━━━ Text provided
I showed it to my dad yesterday and he asked, "Do you even get sunburned there?"
I made an appointment with a dermatologist for the end of August...before then I think I'm going to be otherwise occupied.
I hope I don't die before the end of August.

Do you remember how once upon a time before I got pregnant I had some serious issues with vertigo?
Other than some slight dizziness here and there, I haven't had one episode of vertigo since last November.
It's been amazing.
I have nightmares that as soon as Emily is born I'm going to get hit with a whopping case of vertigo that will never end.
Do you think I'm lucky enough to have it just be gone...forever?
Yeah, me neither.

I'm trying to think of any other possible random thing that might have crossed my mind in the last 24 hours.
Thinking...
Thinking...
I think we've got it covered.

Oh...except for this...
Do any of you watch Expedition Impossible?
Here's my question:
Is the amount of money they have the chance to win worth what they go through in a day?
I think not.





8 comments:

Susan Ayers said...

Is it possible that the spot on your lip is were your biting your lip to keep from telling these people how rude they are?? I always hated the ones that thought they could just touch your stomach... ugh...

It won't be long mom.. your almost there and all will be right with the world...

Dazee Dreamer said...

some of those reality shows really make you wonder about the money.
━━━━━━
━━━ Supplied data
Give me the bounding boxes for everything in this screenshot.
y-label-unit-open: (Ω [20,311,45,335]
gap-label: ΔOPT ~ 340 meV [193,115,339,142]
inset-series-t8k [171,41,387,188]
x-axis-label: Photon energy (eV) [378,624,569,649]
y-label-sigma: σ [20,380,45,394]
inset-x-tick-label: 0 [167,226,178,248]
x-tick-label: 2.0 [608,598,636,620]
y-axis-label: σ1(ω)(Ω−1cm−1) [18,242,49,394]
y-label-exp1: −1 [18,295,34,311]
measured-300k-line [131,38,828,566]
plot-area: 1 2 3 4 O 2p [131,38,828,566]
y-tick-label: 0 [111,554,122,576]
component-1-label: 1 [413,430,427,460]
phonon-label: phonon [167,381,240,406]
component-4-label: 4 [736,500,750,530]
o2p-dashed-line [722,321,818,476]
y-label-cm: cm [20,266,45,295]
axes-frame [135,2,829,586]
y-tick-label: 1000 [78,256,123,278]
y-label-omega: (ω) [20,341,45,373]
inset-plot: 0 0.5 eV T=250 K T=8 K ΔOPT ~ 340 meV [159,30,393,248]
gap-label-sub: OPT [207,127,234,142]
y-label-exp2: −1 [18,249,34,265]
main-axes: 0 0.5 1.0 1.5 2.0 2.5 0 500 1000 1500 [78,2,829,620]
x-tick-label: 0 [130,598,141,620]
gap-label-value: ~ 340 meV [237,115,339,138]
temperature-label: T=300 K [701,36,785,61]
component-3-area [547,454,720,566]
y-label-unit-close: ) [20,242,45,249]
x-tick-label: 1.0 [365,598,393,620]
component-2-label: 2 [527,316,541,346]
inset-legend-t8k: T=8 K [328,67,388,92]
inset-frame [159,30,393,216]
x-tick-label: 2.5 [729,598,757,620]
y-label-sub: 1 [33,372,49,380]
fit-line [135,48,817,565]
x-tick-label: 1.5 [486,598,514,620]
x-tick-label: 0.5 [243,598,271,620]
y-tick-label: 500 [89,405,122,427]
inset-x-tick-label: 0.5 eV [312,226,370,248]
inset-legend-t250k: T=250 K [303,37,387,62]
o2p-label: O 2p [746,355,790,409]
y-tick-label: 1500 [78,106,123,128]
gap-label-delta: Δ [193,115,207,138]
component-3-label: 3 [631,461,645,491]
━━━━━━
Exercise requirements:
1. Print the part of the blog post between "I showed it" and "before the end of August.", inclusive.
2. According to the blog post, since when has the writer gone without an episode of vertigo?
3. Write the next part of the blog post, picking up after its last line.
The records have no connection to the blog post.

Expected outputs:
1.
I showed it to my dad yesterday and he asked, "Do you even get sunburned there?"
I made an appointment with a dermatologist for the end of August...before then I think I'm going to be otherwise occupied.
I hope I don't die before the end of August.

2. Since last November.

3.
Hope you have a good weekend. And by good, I mean, I hope that Emily decides it's time to leave the capsule.

Kristin said...

It constantly amazes me the questions people think is ok to ask. You would be shocked at some of the things people have said to me once they know I've adopted. Someone actually asked if I was going to have any "real" children. I looked at her and said, "No, I'm perfectly happy with this fake one. I tend to kill real things. You know, black thumb and all." Ok, so I didn't really say that but I wanted to...

Moral of the story...people are stupid.

Elizabeth said...

I was thinking/wondering about your vertigo the other day and couldn't remember you talking about it for quite a while. That's great! I think your body compensates for all the pregnancy misery. When I was pregnant, I didn't have my usual spring allergies as bad as the non-pregnant springs.

Also, I read all your posts. I love your blog. I just usually don't have anything helpful or insightful or even coherent to say most of the time. But I really love hearing about all your adventures.

xo -E

Shan said...

I've been gone on vacation. Thought of you and your husband as the camera snapped us at beautiful locations. And of course, I thought of Miss Emily and looked forward to stories of her hiking adventures.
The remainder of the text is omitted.